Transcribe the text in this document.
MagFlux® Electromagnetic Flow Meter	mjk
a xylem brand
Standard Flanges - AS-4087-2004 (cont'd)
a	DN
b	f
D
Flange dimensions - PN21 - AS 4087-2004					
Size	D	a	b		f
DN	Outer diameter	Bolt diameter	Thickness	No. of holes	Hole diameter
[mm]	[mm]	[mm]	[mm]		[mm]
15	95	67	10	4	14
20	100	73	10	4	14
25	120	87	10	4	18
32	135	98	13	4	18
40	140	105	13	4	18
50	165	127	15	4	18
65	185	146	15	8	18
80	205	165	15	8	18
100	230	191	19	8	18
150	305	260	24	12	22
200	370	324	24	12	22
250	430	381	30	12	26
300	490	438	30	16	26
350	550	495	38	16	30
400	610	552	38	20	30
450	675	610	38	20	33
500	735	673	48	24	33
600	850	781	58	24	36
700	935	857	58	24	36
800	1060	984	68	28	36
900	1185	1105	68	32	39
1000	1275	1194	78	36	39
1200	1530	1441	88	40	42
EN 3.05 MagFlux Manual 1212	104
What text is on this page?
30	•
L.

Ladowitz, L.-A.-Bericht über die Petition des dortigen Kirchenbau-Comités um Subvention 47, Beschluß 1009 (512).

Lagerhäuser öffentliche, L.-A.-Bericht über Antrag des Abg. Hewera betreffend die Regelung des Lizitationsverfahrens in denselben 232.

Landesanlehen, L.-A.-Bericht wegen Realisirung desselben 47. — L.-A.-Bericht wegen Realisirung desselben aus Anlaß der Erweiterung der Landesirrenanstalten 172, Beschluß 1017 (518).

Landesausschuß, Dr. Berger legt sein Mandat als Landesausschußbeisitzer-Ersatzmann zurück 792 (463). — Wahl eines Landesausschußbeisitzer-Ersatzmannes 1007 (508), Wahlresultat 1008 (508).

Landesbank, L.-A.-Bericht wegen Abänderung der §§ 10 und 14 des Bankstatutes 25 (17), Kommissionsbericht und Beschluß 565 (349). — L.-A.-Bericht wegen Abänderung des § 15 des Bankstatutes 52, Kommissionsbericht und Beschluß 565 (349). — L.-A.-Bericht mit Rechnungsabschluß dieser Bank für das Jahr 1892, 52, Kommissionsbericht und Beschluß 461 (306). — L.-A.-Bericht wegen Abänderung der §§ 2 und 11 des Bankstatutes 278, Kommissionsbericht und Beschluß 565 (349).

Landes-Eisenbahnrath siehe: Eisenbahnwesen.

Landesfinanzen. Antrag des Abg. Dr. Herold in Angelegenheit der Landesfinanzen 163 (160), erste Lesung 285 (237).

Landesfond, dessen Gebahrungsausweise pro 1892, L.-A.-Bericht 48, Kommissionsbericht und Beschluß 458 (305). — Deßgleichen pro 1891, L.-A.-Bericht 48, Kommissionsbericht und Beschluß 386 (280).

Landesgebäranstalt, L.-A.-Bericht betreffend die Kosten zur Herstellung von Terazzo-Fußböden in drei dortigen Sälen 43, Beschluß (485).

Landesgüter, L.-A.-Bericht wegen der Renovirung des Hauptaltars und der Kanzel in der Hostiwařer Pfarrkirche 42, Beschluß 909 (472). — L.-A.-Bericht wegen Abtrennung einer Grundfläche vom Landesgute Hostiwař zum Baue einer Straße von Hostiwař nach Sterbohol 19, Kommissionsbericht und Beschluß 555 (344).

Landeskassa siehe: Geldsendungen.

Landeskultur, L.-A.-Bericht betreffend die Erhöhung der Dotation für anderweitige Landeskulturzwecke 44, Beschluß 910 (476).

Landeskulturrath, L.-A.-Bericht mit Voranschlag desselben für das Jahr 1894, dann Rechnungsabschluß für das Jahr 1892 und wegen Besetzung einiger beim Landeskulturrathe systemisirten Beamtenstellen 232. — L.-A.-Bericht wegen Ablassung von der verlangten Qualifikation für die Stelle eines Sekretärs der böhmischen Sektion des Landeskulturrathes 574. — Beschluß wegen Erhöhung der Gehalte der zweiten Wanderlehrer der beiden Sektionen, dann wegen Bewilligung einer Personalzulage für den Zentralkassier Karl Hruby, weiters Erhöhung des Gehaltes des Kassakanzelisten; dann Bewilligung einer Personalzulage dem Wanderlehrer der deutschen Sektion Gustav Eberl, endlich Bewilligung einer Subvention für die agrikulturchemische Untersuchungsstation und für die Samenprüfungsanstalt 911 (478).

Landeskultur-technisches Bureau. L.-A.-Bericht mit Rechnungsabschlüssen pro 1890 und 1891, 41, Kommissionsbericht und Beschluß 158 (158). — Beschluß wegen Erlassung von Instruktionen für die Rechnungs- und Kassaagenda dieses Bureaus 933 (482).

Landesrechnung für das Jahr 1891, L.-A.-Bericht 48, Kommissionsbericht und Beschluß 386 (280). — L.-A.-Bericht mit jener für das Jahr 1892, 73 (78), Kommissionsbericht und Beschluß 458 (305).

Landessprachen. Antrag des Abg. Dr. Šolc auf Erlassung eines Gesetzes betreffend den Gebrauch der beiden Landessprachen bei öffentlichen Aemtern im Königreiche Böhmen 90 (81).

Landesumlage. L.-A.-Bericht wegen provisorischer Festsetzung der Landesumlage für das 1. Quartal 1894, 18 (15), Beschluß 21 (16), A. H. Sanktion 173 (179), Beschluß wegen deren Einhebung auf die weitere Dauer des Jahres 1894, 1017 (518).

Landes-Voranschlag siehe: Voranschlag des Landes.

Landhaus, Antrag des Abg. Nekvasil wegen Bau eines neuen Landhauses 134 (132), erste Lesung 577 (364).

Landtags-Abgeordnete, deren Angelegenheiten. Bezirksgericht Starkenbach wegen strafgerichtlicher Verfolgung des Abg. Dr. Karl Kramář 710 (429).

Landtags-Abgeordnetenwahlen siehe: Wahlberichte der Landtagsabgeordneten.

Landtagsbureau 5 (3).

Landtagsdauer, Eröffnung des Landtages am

§ **Goal**: Please restate the data word for word, every record included.

§ **Exercise result**:
Transcribe the text in this document.
MagFlux® Electromagnetic Flow Meter	mjk
a xylem brand
Standard Flanges - AS-4087-2004 (cont'd)
a	DN
b	f
D
Flange dimensions - PN21 - AS 4087-2004					
Size	D	a	b		f
DN	Outer diameter	Bolt diameter	Thickness	No. of holes	Hole diameter
[mm]	[mm]	[mm]	[mm]		[mm]
15	95	67	10	4	14
20	100	73	10	4	14
25	120	87	10	4	18
32	135	98	13	4	18
40	140	105	13	4	18
50	165	127	15	4	18
65	185	146	15	8	18
80	205	165	15	8	18
100	230	191	19	8	18
150	305	260	24	12	22
200	370	324	24	12	22
250	430	381	30	12	26
300	490	438	30	16	26
350	550	495	38	16	30
400	610	552	38	20	30
450	675	610	38	20	33
500	735	673	48	24	33
600	850	781	58	24	36
700	935	857	58	24	36
800	1060	984	68	28	36
900	1185	1105	68	32	39
1000	1275	1194	78	36	39
1200	1530	1441	88	40	42
EN 3.05 MagFlux Manual 1212	104
What text is on this page?
30	•
L.

Ladowitz, L.-A.-Bericht über die Petition des dortigen Kirchenbau-Comités um Subvention 47, Beschluß 1009 (512).

Lagerhäuser öffentliche, L.-A.-Bericht über Antrag des Abg. Hewera betreffend die Regelung des Lizitationsverfahrens in denselben 232.

Landesanlehen, L.-A.-Bericht wegen Realisirung desselben 47. — L.-A.-Bericht wegen Realisirung desselben aus Anlaß der Erweiterung der Landesirrenanstalten 172, Beschluß 1017 (518).

Landesausschuß, Dr. Berger legt sein Mandat als Landesausschußbeisitzer-Ersatzmann zurück 792 (463). — Wahl eines Landesausschußbeisitzer-Ersatzmannes 1007 (508), Wahlresultat 1008 (508).

Landesbank, L.-A.-Bericht wegen Abänderung der §§ 10 und 14 des Bankstatutes 25 (17), Kommissionsbericht und Beschluß 565 (349). — L.-A.-Bericht wegen Abänderung des § 15 des Bankstatutes 52, Kommissionsbericht und Beschluß 565 (349). — L.-A.-Bericht mit Rechnungsabschluß dieser Bank für das Jahr 1892, 52, Kommissionsbericht und Beschluß 461 (306). — L.-A.-Bericht wegen Abänderung der §§ 2 und 11 des Bankstatutes 278, Kommissionsbericht und Beschluß 565 (349).

Landes-Eisenbahnrath siehe: Eisenbahnwesen.

Landesfinanzen. Antrag des Abg. Dr. Herold in Angelegenheit der Landesfinanzen 163 (160), erste Lesung 285 (237).

Landesfond, dessen Gebahrungsausweise pro 1892, L.-A.-Bericht 48, Kommissionsbericht und Beschluß 458 (305). — Deßgleichen pro 1891, L.-A.-Bericht 48, Kommissionsbericht und Beschluß 386 (280).

Landesgebäranstalt, L.-A.-Bericht betreffend die Kosten zur Herstellung von Terazzo-Fußböden in drei dortigen Sälen 43, Beschluß (485).

Landesgüter, L.-A.-Bericht wegen der Renovirung des Hauptaltars und der Kanzel in der Hostiwařer Pfarrkirche 42, Beschluß 909 (472). — L.-A.-Bericht wegen Abtrennung einer Grundfläche vom Landesgute Hostiwař zum Baue einer Straße von Hostiwař nach Sterbohol 19, Kommissionsbericht und Beschluß 555 (344).

Landeskassa siehe: Geldsendungen.

Landeskultur, L.-A.-Bericht betreffend die Erhöhung der Dotation für anderweitige Landeskulturzwecke 44, Beschluß 910 (476).

Landeskulturrath, L.-A.-Bericht mit Voranschlag desselben für das Jahr 1894, dann Rechnungsabschluß für das Jahr 1892 und wegen Besetzung einiger beim Landeskulturrathe systemisirten Beamtenstellen 232. — L.-A.-Bericht wegen Ablassung von der verlangten Qualifikation für die Stelle eines Sekretärs der böhmischen Sektion des Landeskulturrathes 574. — Beschluß wegen Erhöhung der Gehalte der zweiten Wanderlehrer der beiden Sektionen, dann wegen Bewilligung einer Personalzulage für den Zentralkassier Karl Hruby, weiters Erhöhung des Gehaltes des Kassakanzelisten; dann Bewilligung einer Personalzulage dem Wanderlehrer der deutschen Sektion Gustav Eberl, endlich Bewilligung einer Subvention für die agrikulturchemische Untersuchungsstation und für die Samenprüfungsanstalt 911 (478).

Landeskultur-technisches Bureau. L.-A.-Bericht mit Rechnungsabschlüssen pro 1890 und 1891, 41, Kommissionsbericht und Beschluß 158 (158). — Beschluß wegen Erlassung von Instruktionen für die Rechnungs- und Kassaagenda dieses Bureaus 933 (482).

Landesrechnung für das Jahr 1891, L.-A.-Bericht 48, Kommissionsbericht und Beschluß 386 (280). — L.-A.-Bericht mit jener für das Jahr 1892, 73 (78), Kommissionsbericht und Beschluß 458 (305).

Landessprachen. Antrag des Abg. Dr. Šolc auf Erlassung eines Gesetzes betreffend den Gebrauch der beiden Landessprachen bei öffentlichen Aemtern im Königreiche Böhmen 90 (81).

Landesumlage. L.-A.-Bericht wegen provisorischer Festsetzung der Landesumlage für das 1. Quartal 1894, 18 (15), Beschluß 21 (16), A. H. Sanktion 173 (179), Beschluß wegen deren Einhebung auf die weitere Dauer des Jahres 1894, 1017 (518).

Landes-Voranschlag siehe: Voranschlag des Landes.

Landhaus, Antrag des Abg. Nekvasil wegen Bau eines neuen Landhauses 134 (132), erste Lesung 577 (364).

Landtags-Abgeordnete, deren Angelegenheiten. Bezirksgericht Starkenbach wegen strafgerichtlicher Verfolgung des Abg. Dr. Karl Kramář 710 (429).

Landtags-Abgeordnetenwahlen siehe: Wahlberichte der Landtagsabgeordneten.

Landtagsbureau 5 (3).

Landtagsdauer, Eröffnung des Landtages am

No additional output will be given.